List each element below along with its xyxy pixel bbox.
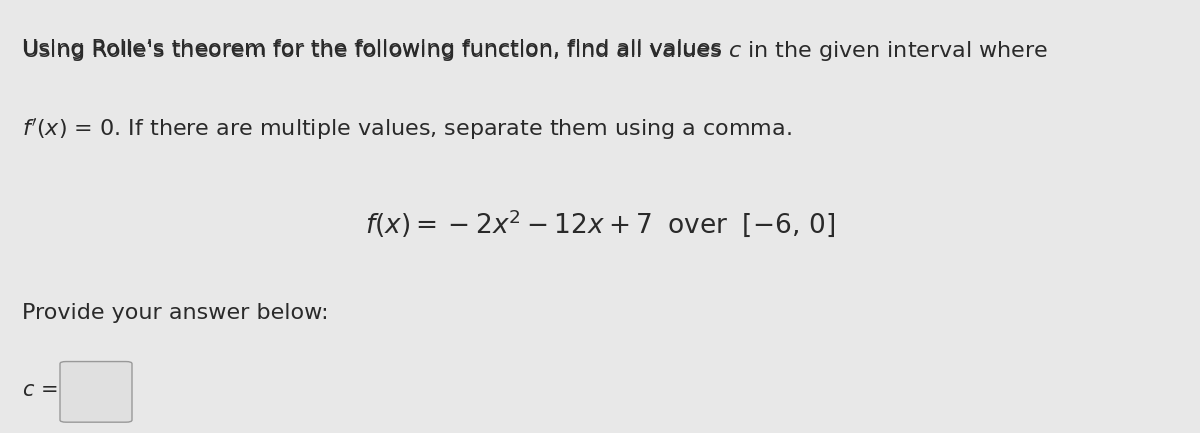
FancyBboxPatch shape [60,362,132,422]
Text: $f(x) = -2x^2 - 12x + 7\;$ over $\;[-6,\,0]$: $f(x) = -2x^2 - 12x + 7\;$ over $\;[-6,\… [365,208,835,239]
Text: Using Rolle’s theorem for the following function, find all values: Using Rolle’s theorem for the following … [22,39,728,59]
Text: $f'(x)$ = 0. If there are multiple values, separate them using a comma.: $f'(x)$ = 0. If there are multiple value… [22,117,791,142]
Text: $c$ =: $c$ = [22,380,58,400]
Text: Using Rolle's theorem for the following function, find all values $c$ in the giv: Using Rolle's theorem for the following … [22,39,1048,63]
Text: Provide your answer below:: Provide your answer below: [22,303,329,323]
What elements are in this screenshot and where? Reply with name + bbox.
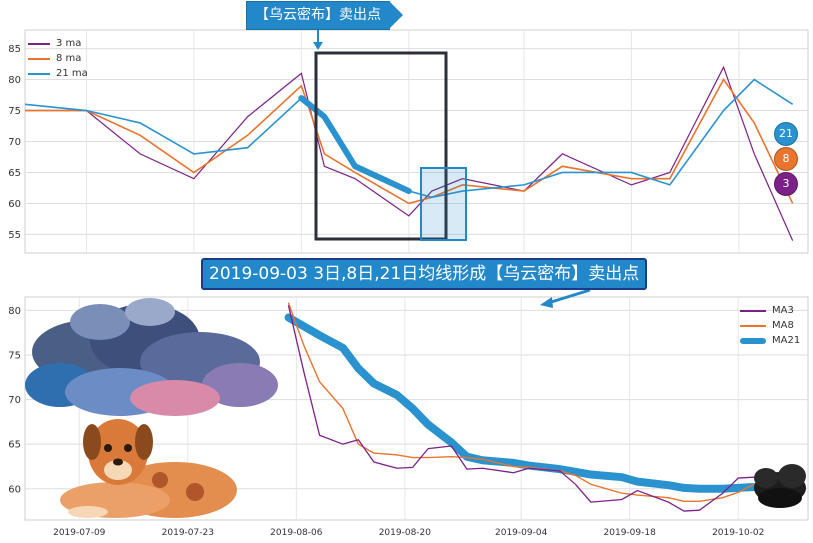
decorations <box>25 298 806 518</box>
top-y-tick-label: 65 <box>8 168 21 179</box>
legend-label-MA3: MA3 <box>772 305 794 316</box>
middle-callout-arrow-line <box>547 288 591 305</box>
bottom-series-ma21-line <box>284 313 758 493</box>
bottom-x-tick-label: 2019-09-04 <box>495 528 548 538</box>
top-y-tick-label: 55 <box>8 230 21 241</box>
top-y-tick-label: 80 <box>8 75 21 86</box>
legend-label-MA8: MA8 <box>772 320 794 331</box>
top-callout-label: 【乌云密布】卖出点 <box>246 1 403 30</box>
legend-item-ma21: 21 ma <box>28 66 88 81</box>
top-y-tick-label: 70 <box>8 137 21 148</box>
cloud-illustration-icon <box>25 298 278 416</box>
legend-label-ma3: 3 ma <box>56 38 82 49</box>
top-price-chart: 55 60 65 70 75 80 85 <box>8 28 809 254</box>
top-y-tick-label: 75 <box>8 106 21 117</box>
legend-item-MA8: MA8 <box>740 318 800 333</box>
top-callout-arrow-head <box>313 42 323 50</box>
top-ma21-emphasis-line <box>298 95 412 195</box>
bottom-x-tick-label: 2019-07-23 <box>162 528 214 538</box>
middle-callout-label: 2019-09-03 3日,8日,21日均线形成【乌云密布】卖出点 <box>201 258 648 290</box>
bottom-y-tick-label: 75 <box>8 350 21 361</box>
bottom-y-tick-label: 60 <box>8 484 21 495</box>
top-small-highlight-box <box>420 167 467 241</box>
bottom-y-tick-label: 70 <box>8 395 21 406</box>
bottom-legend: MA3 MA8 MA21 <box>740 303 800 348</box>
middle-callout-arrow-head <box>540 297 553 308</box>
legend-label-MA21: MA21 <box>772 335 801 346</box>
small-dark-cloud-icon <box>754 464 806 508</box>
bottom-x-tick-label: 2019-07-09 <box>53 528 106 538</box>
ma21-badge: 21 <box>774 122 798 146</box>
dog-illustration-icon <box>60 419 237 518</box>
bottom-x-tick-label: 2019-08-06 <box>270 528 323 538</box>
legend-label-ma21: 21 ma <box>56 68 88 79</box>
legend-item-ma3: 3 ma <box>28 36 88 51</box>
bottom-series-ma8-line <box>287 302 755 502</box>
ma3-badge: 3 <box>774 172 798 196</box>
bottom-x-tick-label: 2019-09-18 <box>604 528 657 538</box>
bottom-y-tick-label: 80 <box>8 306 21 317</box>
bottom-x-tick-label: 2019-10-02 <box>712 528 764 538</box>
top-legend: 3 ma 8 ma 21 ma <box>28 36 88 81</box>
ma8-badge: 8 <box>774 147 798 171</box>
top-big-highlight-box <box>314 51 448 241</box>
bottom-x-tick-label: 2019-08-20 <box>379 528 432 538</box>
top-y-tick-label: 85 <box>8 44 21 55</box>
bottom-y-tick-label: 65 <box>8 440 21 451</box>
legend-item-MA3: MA3 <box>740 303 800 318</box>
legend-item-ma8: 8 ma <box>28 51 88 66</box>
top-y-tick-label: 60 <box>8 199 21 210</box>
bottom-series-ma3-line <box>287 305 755 512</box>
legend-label-ma8: 8 ma <box>56 53 82 64</box>
legend-item-MA21: MA21 <box>740 333 800 348</box>
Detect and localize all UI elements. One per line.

########################################

• **Goal**: Repeat the lines above verbatim, from the line containing "FancyBboxPatch shape [60,362,132,422]" through the line containing "What elements are", both included.

• **Written answer**:
FancyBboxPatch shape [60,362,132,422]
Text: $f(x) = -2x^2 - 12x + 7\;$ over $\;[-6,\,0]$: $f(x) = -2x^2 - 12x + 7\;$ over $\;[-6,\… [365,208,835,239]
Text: Using Rolle’s theorem for the following function, find all values: Using Rolle’s theorem for the following … [22,39,728,59]
Text: $f'(x)$ = 0. If there are multiple values, separate them using a comma.: $f'(x)$ = 0. If there are multiple value… [22,117,791,142]
Text: $c$ =: $c$ = [22,380,58,400]
Text: Using Rolle's theorem for the following function, find all values $c$ in the giv: Using Rolle's theorem for the following … [22,39,1048,63]
Text: Provide your answer below:: Provide your answer below: [22,303,329,323]
What elements are in this screenshot and where? Reply with name + bbox.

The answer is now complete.